# What to produce:
Set down the material below word for word, excluding the pictures.

[START Listing]

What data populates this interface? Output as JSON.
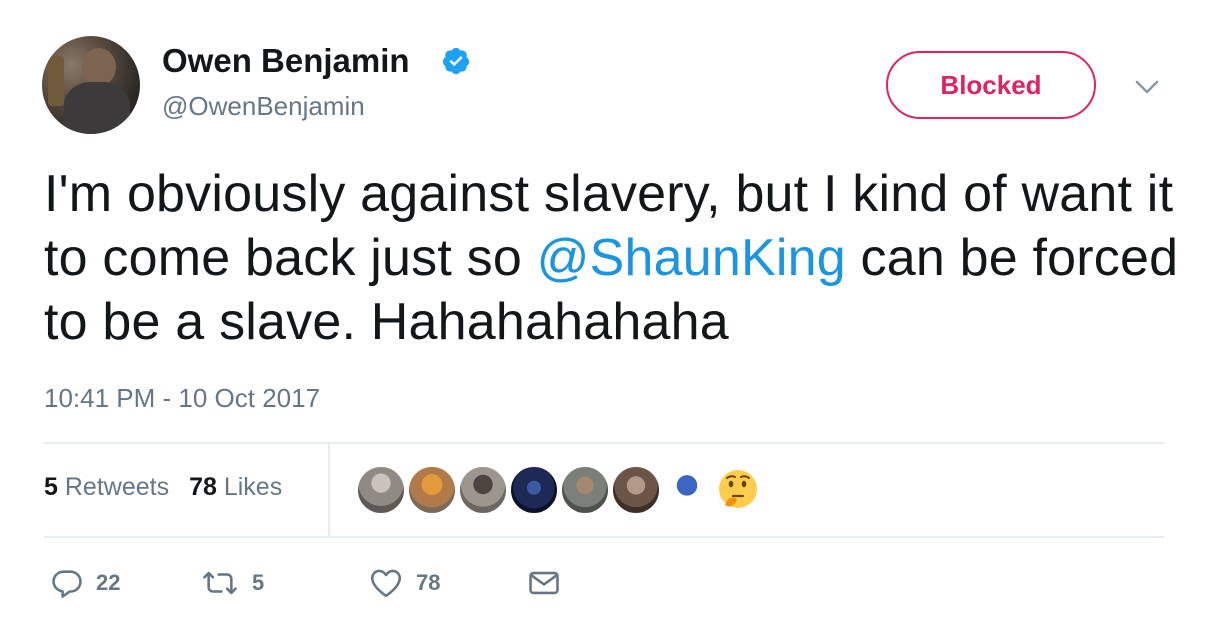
{
  "user": {
    "display_name": "Owen Benjamin",
    "handle": "@OwenBenjamin",
    "verified_icon": "verified-badge-icon",
    "verified_color": "#1da1f2"
  },
  "follow_button": {
    "label": "Blocked",
    "color": "#e0245e"
  },
  "tweet": {
    "text_before": "I'm obviously against slavery, but I kind of want it to come back just so ",
    "mention": "@ShaunKing",
    "text_after": " can be forced to be a slave. Hahahahahaha",
    "timestamp": "10:41 PM - 10 Oct 2017",
    "mention_color": "#1b95e0"
  },
  "stats": {
    "retweets_count": "5",
    "retweets_label": "Retweets",
    "likes_count": "78",
    "likes_label": "Likes"
  },
  "likers": [
    {
      "name": "liker-avatar-1",
      "color": "#8f8a84"
    },
    {
      "name": "liker-avatar-2",
      "color": "#b07a4a"
    },
    {
      "name": "liker-avatar-3",
      "color": "#6b6661"
    },
    {
      "name": "liker-avatar-4",
      "color": "#1e2a55"
    },
    {
      "name": "liker-avatar-5",
      "color": "#7a8079"
    },
    {
      "name": "liker-avatar-6",
      "color": "#6b5547"
    },
    {
      "name": "liker-avatar-7",
      "color": "#2e4a8a"
    },
    {
      "name": "liker-avatar-8-thinking-emoji",
      "color": "#ffcc4d"
    }
  ],
  "actions": {
    "reply_count": "22",
    "retweet_count": "5",
    "like_count": "78",
    "reply_icon": "reply-icon",
    "retweet_icon": "retweet-icon",
    "like_icon": "heart-icon",
    "dm_icon": "envelope-icon"
  }
}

[END Listing]

# Solution for this exercise:
What data populates this interface? Output as JSON.
{
  "user": {
    "display_name": "Owen Benjamin",
    "handle": "@OwenBenjamin",
    "verified_icon": "verified-badge-icon",
    "verified_color": "#1da1f2"
  },
  "follow_button": {
    "label": "Blocked",
    "color": "#e0245e"
  },
  "tweet": {
    "text_before": "I'm obviously against slavery, but I kind of want it to come back just so ",
    "mention": "@ShaunKing",
    "text_after": " can be forced to be a slave. Hahahahahaha",
    "timestamp": "10:41 PM - 10 Oct 2017",
    "mention_color": "#1b95e0"
  },
  "stats": {
    "retweets_count": "5",
    "retweets_label": "Retweets",
    "likes_count": "78",
    "likes_label": "Likes"
  },
  "likers": [
    {
      "name": "liker-avatar-1",
      "color": "#8f8a84"
    },
    {
      "name": "liker-avatar-2",
      "color": "#b07a4a"
    },
    {
      "name": "liker-avatar-3",
      "color": "#6b6661"
    },
    {
      "name": "liker-avatar-4",
      "color": "#1e2a55"
    },
    {
      "name": "liker-avatar-5",
      "color": "#7a8079"
    },
    {
      "name": "liker-avatar-6",
      "color": "#6b5547"
    },
    {
      "name": "liker-avatar-7",
      "color": "#2e4a8a"
    },
    {
      "name": "liker-avatar-8-thinking-emoji",
      "color": "#ffcc4d"
    }
  ],
  "actions": {
    "reply_count": "22",
    "retweet_count": "5",
    "like_count": "78",
    "reply_icon": "reply-icon",
    "retweet_icon": "retweet-icon",
    "like_icon": "heart-icon",
    "dm_icon": "envelope-icon"
  }
}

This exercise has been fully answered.